INPUT ROWS:

▬▬▬▬▬▬▬▬▬▬

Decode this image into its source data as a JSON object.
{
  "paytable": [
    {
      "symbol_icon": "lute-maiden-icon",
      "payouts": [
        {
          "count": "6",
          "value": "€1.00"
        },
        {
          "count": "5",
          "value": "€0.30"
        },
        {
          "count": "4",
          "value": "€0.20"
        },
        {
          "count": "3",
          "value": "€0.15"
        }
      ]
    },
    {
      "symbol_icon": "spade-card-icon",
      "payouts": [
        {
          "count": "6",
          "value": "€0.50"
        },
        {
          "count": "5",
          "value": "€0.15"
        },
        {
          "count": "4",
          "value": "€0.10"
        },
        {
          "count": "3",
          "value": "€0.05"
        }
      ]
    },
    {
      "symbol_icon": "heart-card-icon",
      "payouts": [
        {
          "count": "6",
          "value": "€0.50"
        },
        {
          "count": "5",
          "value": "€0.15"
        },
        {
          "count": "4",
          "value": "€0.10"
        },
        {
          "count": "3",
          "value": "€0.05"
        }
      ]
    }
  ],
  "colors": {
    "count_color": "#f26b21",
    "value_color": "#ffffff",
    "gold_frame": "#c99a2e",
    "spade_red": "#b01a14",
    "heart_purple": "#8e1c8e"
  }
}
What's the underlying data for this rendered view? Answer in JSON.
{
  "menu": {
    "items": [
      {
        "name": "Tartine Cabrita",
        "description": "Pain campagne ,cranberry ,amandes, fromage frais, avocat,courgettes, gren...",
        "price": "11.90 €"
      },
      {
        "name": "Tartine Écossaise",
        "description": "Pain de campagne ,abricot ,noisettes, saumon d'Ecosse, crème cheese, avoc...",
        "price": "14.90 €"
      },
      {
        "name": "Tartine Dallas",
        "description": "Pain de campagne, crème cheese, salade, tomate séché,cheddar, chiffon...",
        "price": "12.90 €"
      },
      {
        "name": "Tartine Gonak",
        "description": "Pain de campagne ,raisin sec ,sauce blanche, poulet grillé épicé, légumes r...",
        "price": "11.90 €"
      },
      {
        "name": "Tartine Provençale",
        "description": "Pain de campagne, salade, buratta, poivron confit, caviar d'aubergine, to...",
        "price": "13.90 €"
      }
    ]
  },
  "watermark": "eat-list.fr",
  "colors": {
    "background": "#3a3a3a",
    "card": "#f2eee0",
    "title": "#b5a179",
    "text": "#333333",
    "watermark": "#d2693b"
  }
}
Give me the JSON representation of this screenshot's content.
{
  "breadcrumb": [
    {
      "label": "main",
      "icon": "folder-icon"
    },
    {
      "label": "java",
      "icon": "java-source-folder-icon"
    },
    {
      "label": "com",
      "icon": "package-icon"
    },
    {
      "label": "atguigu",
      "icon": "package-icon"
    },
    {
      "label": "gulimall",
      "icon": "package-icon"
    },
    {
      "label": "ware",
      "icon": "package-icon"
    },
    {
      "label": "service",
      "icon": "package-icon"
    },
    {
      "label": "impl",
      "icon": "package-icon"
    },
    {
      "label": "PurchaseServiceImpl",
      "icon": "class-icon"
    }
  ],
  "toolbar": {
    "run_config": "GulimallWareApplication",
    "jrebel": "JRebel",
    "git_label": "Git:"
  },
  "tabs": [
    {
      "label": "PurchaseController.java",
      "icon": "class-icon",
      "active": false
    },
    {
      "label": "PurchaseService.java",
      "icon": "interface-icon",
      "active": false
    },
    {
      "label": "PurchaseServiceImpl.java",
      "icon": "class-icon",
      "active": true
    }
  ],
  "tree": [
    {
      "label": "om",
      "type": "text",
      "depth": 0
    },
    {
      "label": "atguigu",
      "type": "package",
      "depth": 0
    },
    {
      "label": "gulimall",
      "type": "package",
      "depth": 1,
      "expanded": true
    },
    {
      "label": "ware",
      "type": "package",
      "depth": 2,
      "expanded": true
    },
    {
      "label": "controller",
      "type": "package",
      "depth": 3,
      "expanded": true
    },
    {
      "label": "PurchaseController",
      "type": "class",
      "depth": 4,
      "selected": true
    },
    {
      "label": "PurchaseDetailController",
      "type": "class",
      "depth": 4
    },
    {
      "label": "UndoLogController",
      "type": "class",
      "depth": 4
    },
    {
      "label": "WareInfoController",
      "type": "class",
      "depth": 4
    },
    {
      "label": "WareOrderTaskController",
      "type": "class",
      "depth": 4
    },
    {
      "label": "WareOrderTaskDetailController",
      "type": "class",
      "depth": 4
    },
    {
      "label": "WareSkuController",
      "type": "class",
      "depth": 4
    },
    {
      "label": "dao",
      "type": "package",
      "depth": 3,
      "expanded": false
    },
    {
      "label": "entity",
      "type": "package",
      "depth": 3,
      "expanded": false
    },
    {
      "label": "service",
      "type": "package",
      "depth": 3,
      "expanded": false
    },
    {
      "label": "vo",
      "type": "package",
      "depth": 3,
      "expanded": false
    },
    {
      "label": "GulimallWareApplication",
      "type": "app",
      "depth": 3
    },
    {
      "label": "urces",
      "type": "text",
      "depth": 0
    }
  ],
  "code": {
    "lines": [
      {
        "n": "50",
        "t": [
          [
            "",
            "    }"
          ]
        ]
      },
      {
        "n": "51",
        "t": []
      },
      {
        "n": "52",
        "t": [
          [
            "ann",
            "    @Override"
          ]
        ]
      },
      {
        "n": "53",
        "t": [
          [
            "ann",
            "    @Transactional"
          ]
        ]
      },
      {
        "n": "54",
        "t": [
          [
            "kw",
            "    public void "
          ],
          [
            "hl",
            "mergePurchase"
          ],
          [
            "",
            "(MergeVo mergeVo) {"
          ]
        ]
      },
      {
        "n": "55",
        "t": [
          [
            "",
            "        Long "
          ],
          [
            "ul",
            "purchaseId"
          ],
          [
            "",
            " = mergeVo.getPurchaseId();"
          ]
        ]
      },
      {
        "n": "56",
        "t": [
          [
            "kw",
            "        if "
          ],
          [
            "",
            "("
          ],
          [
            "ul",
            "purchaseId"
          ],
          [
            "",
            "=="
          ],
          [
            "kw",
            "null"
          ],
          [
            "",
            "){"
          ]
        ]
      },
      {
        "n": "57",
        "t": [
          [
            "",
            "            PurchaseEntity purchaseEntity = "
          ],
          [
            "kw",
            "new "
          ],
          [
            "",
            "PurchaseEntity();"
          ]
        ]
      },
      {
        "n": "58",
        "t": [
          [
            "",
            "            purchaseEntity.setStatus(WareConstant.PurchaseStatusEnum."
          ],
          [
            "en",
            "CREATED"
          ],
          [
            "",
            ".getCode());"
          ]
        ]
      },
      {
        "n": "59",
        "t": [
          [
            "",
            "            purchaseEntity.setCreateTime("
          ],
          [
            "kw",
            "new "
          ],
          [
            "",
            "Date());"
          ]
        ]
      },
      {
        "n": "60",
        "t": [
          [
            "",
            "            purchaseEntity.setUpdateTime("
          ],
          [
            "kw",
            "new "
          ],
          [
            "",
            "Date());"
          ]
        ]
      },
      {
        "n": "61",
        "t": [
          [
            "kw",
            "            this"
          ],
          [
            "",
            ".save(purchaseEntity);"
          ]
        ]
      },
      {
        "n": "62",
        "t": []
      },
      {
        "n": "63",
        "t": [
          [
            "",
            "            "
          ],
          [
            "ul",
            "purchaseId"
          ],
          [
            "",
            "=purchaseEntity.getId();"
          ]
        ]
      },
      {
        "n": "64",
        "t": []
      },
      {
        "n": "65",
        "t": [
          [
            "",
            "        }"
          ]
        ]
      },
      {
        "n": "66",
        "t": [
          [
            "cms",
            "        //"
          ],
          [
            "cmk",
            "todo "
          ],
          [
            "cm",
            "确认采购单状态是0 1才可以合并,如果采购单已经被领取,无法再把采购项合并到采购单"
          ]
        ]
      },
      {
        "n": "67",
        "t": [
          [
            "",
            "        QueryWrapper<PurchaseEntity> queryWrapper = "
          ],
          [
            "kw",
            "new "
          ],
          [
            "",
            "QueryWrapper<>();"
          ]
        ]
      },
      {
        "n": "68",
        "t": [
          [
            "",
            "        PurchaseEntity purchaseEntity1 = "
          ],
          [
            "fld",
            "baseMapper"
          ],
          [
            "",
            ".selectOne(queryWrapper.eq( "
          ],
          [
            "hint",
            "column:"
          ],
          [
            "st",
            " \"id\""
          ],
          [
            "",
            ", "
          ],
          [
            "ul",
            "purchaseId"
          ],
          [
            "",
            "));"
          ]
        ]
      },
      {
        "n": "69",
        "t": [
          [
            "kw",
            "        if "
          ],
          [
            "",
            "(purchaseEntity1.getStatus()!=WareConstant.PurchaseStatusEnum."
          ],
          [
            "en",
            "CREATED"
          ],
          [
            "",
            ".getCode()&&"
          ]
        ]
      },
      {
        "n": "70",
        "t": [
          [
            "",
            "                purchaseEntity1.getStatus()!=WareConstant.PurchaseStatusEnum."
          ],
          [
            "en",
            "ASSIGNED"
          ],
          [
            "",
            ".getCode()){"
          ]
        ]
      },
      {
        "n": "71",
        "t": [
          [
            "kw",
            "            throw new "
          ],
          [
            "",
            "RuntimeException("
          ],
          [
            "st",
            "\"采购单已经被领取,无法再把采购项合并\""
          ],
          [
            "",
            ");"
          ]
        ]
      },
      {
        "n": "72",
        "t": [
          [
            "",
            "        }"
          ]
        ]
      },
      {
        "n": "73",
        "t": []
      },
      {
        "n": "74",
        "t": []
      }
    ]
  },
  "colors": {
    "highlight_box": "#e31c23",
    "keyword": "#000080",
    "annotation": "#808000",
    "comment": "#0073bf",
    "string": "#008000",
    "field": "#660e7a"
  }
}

▬▬▬▬▬▬▬▬▬▬

WHAT IS EXPECTED: Copy all lines from the material that include "card".

FULL ANSWER:
      "symbol_icon": "spade-card-icon",
      "symbol_icon": "heart-card-icon",
    "card": "#f2eee0",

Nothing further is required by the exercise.